- [SUPPLIED DATA]

++++++++++

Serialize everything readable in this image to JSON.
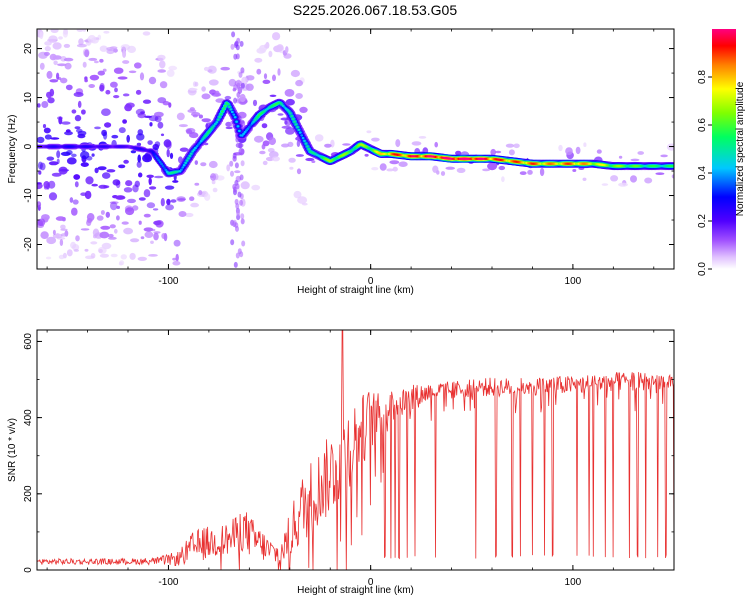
{
  "figure": {
    "title": "S225.2026.067.18.53.G05"
  },
  "chart_data": [
    {
      "type": "heatmap",
      "title": "S225.2026.067.18.53.G05",
      "xlabel": "Height of straight line (km)",
      "ylabel": "Frequency (Hz)",
      "xlim": [
        -165,
        150
      ],
      "ylim": [
        -25,
        24
      ],
      "xticks": [
        -100,
        0,
        100
      ],
      "xtick_labels": [
        "-100",
        "0",
        "100"
      ],
      "yticks": [
        -20,
        -10,
        0,
        10,
        20
      ],
      "ytick_labels": [
        "-20",
        "-10",
        "0",
        "10",
        "20"
      ],
      "colorbar": {
        "label": "Normalized spectral amplitude",
        "range": [
          0,
          1
        ],
        "ticks": [
          0.0,
          0.2,
          0.4,
          0.6,
          0.8
        ],
        "tick_labels": [
          "0.0",
          "0.2",
          "0.4",
          "0.6",
          "0.8"
        ],
        "colors": [
          "#ffffff",
          "#d8b4f8",
          "#8000ff",
          "#0000ff",
          "#00c8ff",
          "#00ff80",
          "#40ff00",
          "#ffff00",
          "#ff8000",
          "#ff0000",
          "#ff0080"
        ]
      },
      "ridge": {
        "x": [
          -165,
          -150,
          -135,
          -120,
          -108,
          -100,
          -94,
          -88,
          -82,
          -76,
          -71,
          -67,
          -64,
          -60,
          -55,
          -50,
          -45,
          -40,
          -35,
          -30,
          -25,
          -20,
          -15,
          -10,
          -5,
          0,
          5,
          10,
          20,
          30,
          40,
          50,
          60,
          70,
          80,
          90,
          100,
          110,
          120,
          130,
          140,
          150
        ],
        "y": [
          0,
          0,
          0,
          0,
          -1,
          -5.5,
          -5,
          -1,
          2,
          5,
          9,
          6,
          2,
          4,
          6.5,
          8,
          9,
          7,
          3,
          -1,
          -2,
          -3,
          -2,
          -1,
          0.5,
          -0.5,
          -1.5,
          -1.5,
          -2,
          -2,
          -2.5,
          -2.5,
          -2.5,
          -3,
          -3.5,
          -3.5,
          -3.5,
          -3.5,
          -4,
          -4,
          -4,
          -4
        ],
        "amplitude": [
          0.2,
          0.25,
          0.22,
          0.2,
          0.25,
          0.45,
          0.45,
          0.4,
          0.45,
          0.5,
          0.5,
          0.45,
          0.35,
          0.4,
          0.5,
          0.5,
          0.5,
          0.45,
          0.45,
          0.45,
          0.5,
          0.6,
          0.6,
          0.55,
          0.6,
          0.6,
          0.7,
          0.8,
          0.85,
          0.9,
          0.95,
          0.95,
          0.85,
          0.8,
          0.8,
          0.75,
          0.8,
          0.7,
          0.6,
          0.55,
          0.5,
          0.5
        ]
      }
    },
    {
      "type": "line",
      "xlabel": "Height of straight line (km)",
      "ylabel": "SNR (10 * v/v)",
      "xlim": [
        -165,
        150
      ],
      "ylim": [
        0,
        630
      ],
      "xticks": [
        -100,
        0,
        100
      ],
      "xtick_labels": [
        "-100",
        "0",
        "100"
      ],
      "yticks": [
        0,
        200,
        400,
        600
      ],
      "ytick_labels": [
        "0",
        "200",
        "400",
        "600"
      ],
      "series": [
        {
          "name": "SNR",
          "color": "#e83030",
          "x": [
            -165,
            -150,
            -135,
            -120,
            -105,
            -95,
            -88,
            -82,
            -75,
            -68,
            -63,
            -60,
            -55,
            -50,
            -45,
            -40,
            -35,
            -30,
            -25,
            -20,
            -15,
            -10,
            -5,
            0,
            5,
            10,
            15,
            20,
            25,
            30,
            40,
            50,
            60,
            70,
            80,
            90,
            100,
            110,
            120,
            130,
            140,
            150
          ],
          "y": [
            22,
            22,
            22,
            22,
            24,
            30,
            60,
            70,
            75,
            85,
            110,
            90,
            70,
            50,
            40,
            90,
            150,
            190,
            220,
            250,
            300,
            330,
            360,
            400,
            400,
            420,
            440,
            450,
            460,
            470,
            470,
            480,
            480,
            480,
            480,
            485,
            485,
            490,
            495,
            495,
            495,
            495
          ],
          "noise": [
            8,
            8,
            8,
            8,
            10,
            20,
            40,
            45,
            40,
            50,
            60,
            55,
            45,
            35,
            30,
            60,
            90,
            100,
            100,
            110,
            120,
            110,
            100,
            80,
            60,
            50,
            40,
            35,
            30,
            25,
            25,
            25,
            25,
            25,
            25,
            25,
            25,
            25,
            25,
            25,
            25,
            25
          ],
          "spike_peaks": [
            {
              "x": -14,
              "y": 630
            }
          ],
          "dropouts_x": [
            7,
            10,
            12,
            14,
            18,
            22,
            32,
            52,
            62,
            70,
            74,
            80,
            86,
            90,
            102,
            108,
            110,
            116,
            120,
            128,
            132,
            136,
            142,
            146,
            150
          ],
          "dropout_level": 30
        }
      ]
    }
  ]
}
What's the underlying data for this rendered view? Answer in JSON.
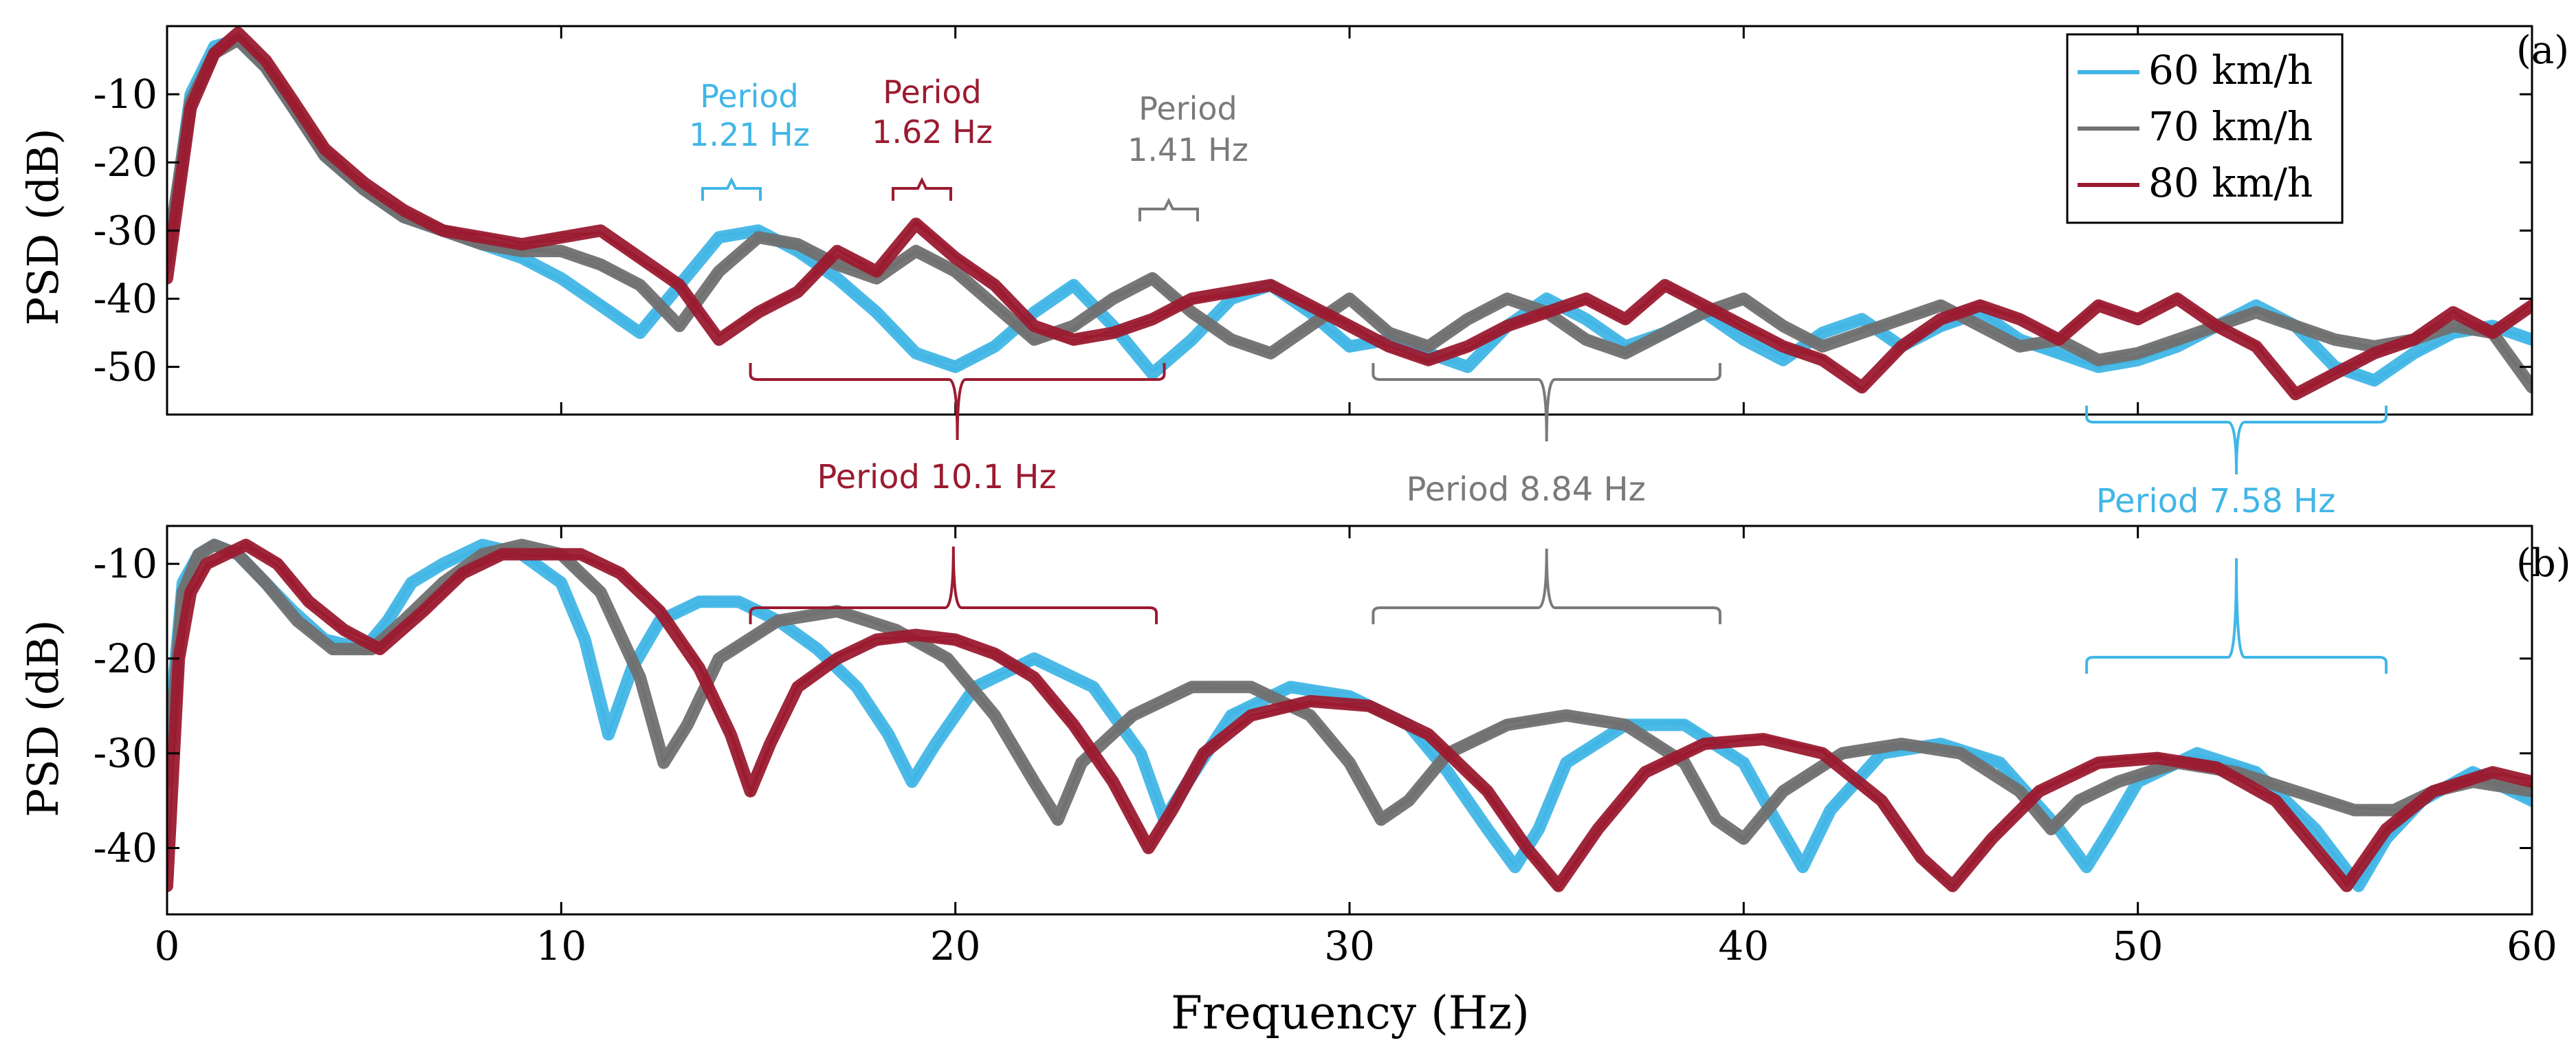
{
  "colors": {
    "s60": "#41b6e6",
    "s70": "#707070",
    "s80": "#9b1b30",
    "axis": "#000000",
    "ann_gray": "#7a7a7a"
  },
  "chart_data": [
    {
      "type": "line",
      "panel_label": "(a)",
      "ylabel": "PSD (dB)",
      "xlim": [
        0,
        60
      ],
      "ylim": [
        -57,
        0
      ],
      "yticks": [
        -10,
        -20,
        -30,
        -40,
        -50
      ],
      "ytick_labels": [
        "-10",
        "-20",
        "-30",
        "-40",
        "-50"
      ],
      "legend": {
        "placement": "top-right",
        "entries": [
          {
            "label": "60 km/h",
            "series": "s60"
          },
          {
            "label": "70 km/h",
            "series": "s70"
          },
          {
            "label": "80 km/h",
            "series": "s80"
          }
        ]
      },
      "series": [
        {
          "name": "60 km/h",
          "key": "s60",
          "fine_period_hz": 1.21,
          "envelope_period_hz": 7.58,
          "x": [
            0,
            0.6,
            1.2,
            1.8,
            2.5,
            3.2,
            4,
            5,
            6,
            7,
            8,
            9,
            10,
            11,
            12,
            13,
            14,
            15,
            16,
            17,
            18,
            19,
            20,
            21,
            22,
            23,
            24,
            25,
            26,
            27,
            28,
            29,
            30,
            31,
            32,
            33,
            34,
            35,
            36,
            37,
            38,
            39,
            40,
            41,
            42,
            43,
            44,
            45,
            46,
            47,
            48,
            49,
            50,
            51,
            52,
            53,
            54,
            55,
            56,
            57,
            58,
            59,
            60
          ],
          "y": [
            -35,
            -10,
            -3,
            -2,
            -6,
            -12,
            -19,
            -24,
            -28,
            -30,
            -32,
            -34,
            -37,
            -41,
            -45,
            -38,
            -31,
            -30,
            -33,
            -37,
            -42,
            -48,
            -50,
            -47,
            -42,
            -38,
            -44,
            -51,
            -46,
            -40,
            -38,
            -42,
            -47,
            -46,
            -48,
            -50,
            -44,
            -40,
            -43,
            -47,
            -45,
            -42,
            -46,
            -49,
            -45,
            -43,
            -47,
            -44,
            -42,
            -46,
            -48,
            -50,
            -49,
            -47,
            -44,
            -41,
            -44,
            -50,
            -52,
            -48,
            -45,
            -44,
            -46
          ]
        },
        {
          "name": "70 km/h",
          "key": "s70",
          "fine_period_hz": 1.41,
          "envelope_period_hz": 8.84,
          "x": [
            0,
            0.6,
            1.2,
            1.8,
            2.5,
            3.2,
            4,
            5,
            6,
            7,
            8,
            9,
            10,
            11,
            12,
            13,
            14,
            15,
            16,
            17,
            18,
            19,
            20,
            21,
            22,
            23,
            24,
            25,
            26,
            27,
            28,
            29,
            30,
            31,
            32,
            33,
            34,
            35,
            36,
            37,
            38,
            39,
            40,
            41,
            42,
            43,
            44,
            45,
            46,
            47,
            48,
            49,
            50,
            51,
            52,
            53,
            54,
            55,
            56,
            57,
            58,
            59,
            60
          ],
          "y": [
            -34,
            -11,
            -4,
            -2,
            -6,
            -12,
            -19,
            -24,
            -28,
            -30,
            -32,
            -33,
            -33,
            -35,
            -38,
            -44,
            -36,
            -31,
            -32,
            -35,
            -37,
            -33,
            -36,
            -41,
            -46,
            -44,
            -40,
            -37,
            -42,
            -46,
            -48,
            -44,
            -40,
            -45,
            -47,
            -43,
            -40,
            -42,
            -46,
            -48,
            -45,
            -42,
            -40,
            -44,
            -47,
            -45,
            -43,
            -41,
            -44,
            -47,
            -46,
            -49,
            -48,
            -46,
            -44,
            -42,
            -44,
            -46,
            -47,
            -46,
            -44,
            -45,
            -53
          ]
        },
        {
          "name": "80 km/h",
          "key": "s80",
          "fine_period_hz": 1.62,
          "envelope_period_hz": 10.1,
          "x": [
            0,
            0.6,
            1.2,
            1.8,
            2.5,
            3.2,
            4,
            5,
            6,
            7,
            8,
            9,
            10,
            11,
            12,
            13,
            14,
            15,
            16,
            17,
            18,
            19,
            20,
            21,
            22,
            23,
            24,
            25,
            26,
            27,
            28,
            29,
            30,
            31,
            32,
            33,
            34,
            35,
            36,
            37,
            38,
            39,
            40,
            41,
            42,
            43,
            44,
            45,
            46,
            47,
            48,
            49,
            50,
            51,
            52,
            53,
            54,
            55,
            56,
            57,
            58,
            59,
            60
          ],
          "y": [
            -37,
            -12,
            -4,
            -1,
            -5,
            -11,
            -18,
            -23,
            -27,
            -30,
            -31,
            -32,
            -31,
            -30,
            -34,
            -38,
            -46,
            -42,
            -39,
            -33,
            -36,
            -29,
            -34,
            -38,
            -44,
            -46,
            -45,
            -43,
            -40,
            -39,
            -38,
            -41,
            -44,
            -47,
            -49,
            -47,
            -44,
            -42,
            -40,
            -43,
            -38,
            -41,
            -44,
            -47,
            -49,
            -53,
            -47,
            -43,
            -41,
            -43,
            -46,
            -41,
            -43,
            -40,
            -44,
            -47,
            -54,
            -51,
            -48,
            -46,
            -42,
            -45,
            -41
          ]
        }
      ]
    },
    {
      "type": "line",
      "panel_label": "(b)",
      "ylabel": "PSD (dB)",
      "xlabel": "Frequency (Hz)",
      "xlim": [
        0,
        60
      ],
      "xticks": [
        0,
        10,
        20,
        30,
        40,
        50,
        60
      ],
      "xtick_labels": [
        "0",
        "10",
        "20",
        "30",
        "40",
        "50",
        "60"
      ],
      "ylim": [
        -47,
        -6
      ],
      "yticks": [
        -10,
        -20,
        -30,
        -40
      ],
      "ytick_labels": [
        "-10",
        "-20",
        "-30",
        "-40"
      ],
      "series": [
        {
          "name": "60 km/h",
          "key": "s60",
          "envelope_period_hz": 7.58,
          "x": [
            0,
            0.4,
            0.8,
            1.2,
            1.8,
            2.5,
            3.2,
            4,
            5,
            5.6,
            6.2,
            7,
            8,
            9,
            10,
            10.6,
            11.2,
            11.8,
            12.5,
            13.5,
            14.5,
            15.5,
            16.5,
            17.5,
            18.3,
            18.9,
            19.5,
            20.5,
            22,
            23.5,
            24.7,
            25.3,
            25.9,
            27,
            28.5,
            30,
            31.5,
            32.5,
            33.5,
            34.2,
            34.8,
            35.5,
            37,
            38.5,
            40,
            40.8,
            41.5,
            42.2,
            43.5,
            45,
            46.5,
            48,
            48.7,
            49.3,
            50,
            51.5,
            53,
            54.5,
            55.6,
            56.3,
            57.2,
            58.5,
            60
          ],
          "y": [
            -30,
            -12,
            -9,
            -8,
            -9,
            -12,
            -15,
            -18,
            -19,
            -16,
            -12,
            -10,
            -8,
            -9,
            -12,
            -18,
            -28,
            -21,
            -16,
            -14,
            -14,
            -16,
            -19,
            -23,
            -28,
            -33,
            -29,
            -23,
            -20,
            -23,
            -30,
            -37,
            -33,
            -26,
            -23,
            -24,
            -27,
            -32,
            -38,
            -42,
            -38,
            -31,
            -27,
            -27,
            -31,
            -37,
            -42,
            -36,
            -30,
            -29,
            -31,
            -38,
            -42,
            -38,
            -33,
            -30,
            -32,
            -38,
            -44,
            -39,
            -35,
            -32,
            -35
          ]
        },
        {
          "name": "70 km/h",
          "key": "s70",
          "envelope_period_hz": 8.84,
          "x": [
            0,
            0.4,
            0.8,
            1.2,
            1.8,
            2.5,
            3.3,
            4.2,
            5.2,
            6,
            7,
            8,
            9,
            10,
            11,
            12,
            12.6,
            13.2,
            14,
            15.5,
            17,
            18.5,
            19.8,
            21,
            22,
            22.6,
            23.2,
            24.5,
            26,
            27.5,
            29,
            30,
            30.8,
            31.5,
            32.5,
            34,
            35.5,
            37,
            38.5,
            39.3,
            40,
            41,
            42.5,
            44,
            45.5,
            47,
            47.8,
            48.5,
            49.5,
            51,
            52.5,
            54,
            55.5,
            56.5,
            57.5,
            58.5,
            60
          ],
          "y": [
            -33,
            -13,
            -9,
            -8,
            -9,
            -12,
            -16,
            -19,
            -19,
            -16,
            -12,
            -9,
            -8,
            -9,
            -13,
            -22,
            -31,
            -27,
            -20,
            -16,
            -15,
            -17,
            -20,
            -26,
            -33,
            -37,
            -31,
            -26,
            -23,
            -23,
            -26,
            -31,
            -37,
            -35,
            -30,
            -27,
            -26,
            -27,
            -31,
            -37,
            -39,
            -34,
            -30,
            -29,
            -30,
            -34,
            -38,
            -35,
            -33,
            -31,
            -32,
            -34,
            -36,
            -36,
            -34,
            -33,
            -34
          ]
        },
        {
          "name": "80 km/h",
          "key": "s80",
          "envelope_period_hz": 10.1,
          "x": [
            0,
            0.3,
            0.6,
            1,
            1.5,
            2,
            2.8,
            3.6,
            4.5,
            5.4,
            6.5,
            7.5,
            8.5,
            9.5,
            10.5,
            11.5,
            12.5,
            13.5,
            14.3,
            14.8,
            15.3,
            16,
            17,
            18,
            19,
            20,
            21,
            22,
            23,
            24,
            24.9,
            25.5,
            26.3,
            27.5,
            29,
            30.5,
            32,
            33.5,
            34.5,
            35.3,
            36.3,
            37.5,
            39,
            40.5,
            42,
            43.5,
            44.5,
            45.3,
            46.3,
            47.5,
            49,
            50.5,
            52,
            53.5,
            54.5,
            55.3,
            56.3,
            57.5,
            59,
            60
          ],
          "y": [
            -44,
            -20,
            -13,
            -10,
            -9,
            -8,
            -10,
            -14,
            -17,
            -19,
            -15,
            -11,
            -9,
            -9,
            -9,
            -11,
            -15,
            -21,
            -28,
            -34,
            -29,
            -23,
            -20,
            -18,
            -17.5,
            -18,
            -19.5,
            -22,
            -27,
            -33,
            -40,
            -36,
            -30,
            -26,
            -24.5,
            -25,
            -28,
            -34,
            -40,
            -44,
            -38,
            -32,
            -29,
            -28.5,
            -30,
            -35,
            -41,
            -44,
            -39,
            -34,
            -31,
            -30.5,
            -31.5,
            -35,
            -40,
            -44,
            -38,
            -34,
            -32,
            -33
          ]
        }
      ]
    }
  ],
  "annotations": {
    "top_a": [
      {
        "label": "Period",
        "value": "1.21 Hz",
        "series": "s60"
      },
      {
        "label": "Period",
        "value": "1.62 Hz",
        "series": "s80"
      },
      {
        "label": "Period",
        "value": "1.41 Hz",
        "series": "s70"
      }
    ],
    "bottom_a": [
      {
        "label": "Period",
        "value": "10.1 Hz",
        "series": "s80",
        "x_from": 14.8,
        "x_to": 25.3
      },
      {
        "label": "Period",
        "value": "8.84 Hz",
        "series": "s70",
        "x_from": 30.6,
        "x_to": 39.4
      },
      {
        "label": "Period",
        "value": "7.58 Hz",
        "series": "s60",
        "x_from": 48.7,
        "x_to": 56.3
      }
    ],
    "top_b": [
      {
        "series": "s80",
        "x_from": 14.8,
        "x_to": 25.1
      },
      {
        "series": "s70",
        "x_from": 30.6,
        "x_to": 39.4
      },
      {
        "series": "s60",
        "x_from": 48.7,
        "x_to": 56.3
      }
    ]
  }
}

++++++++++

- [WHAT YOU ARE ASKED TO DO] Show every line that contains the word "title".

- [ANSWER FOR THE TASK]
    "title": "S225.2026.067.18.53.G05"
      "title": "S225.2026.067.18.53.G05",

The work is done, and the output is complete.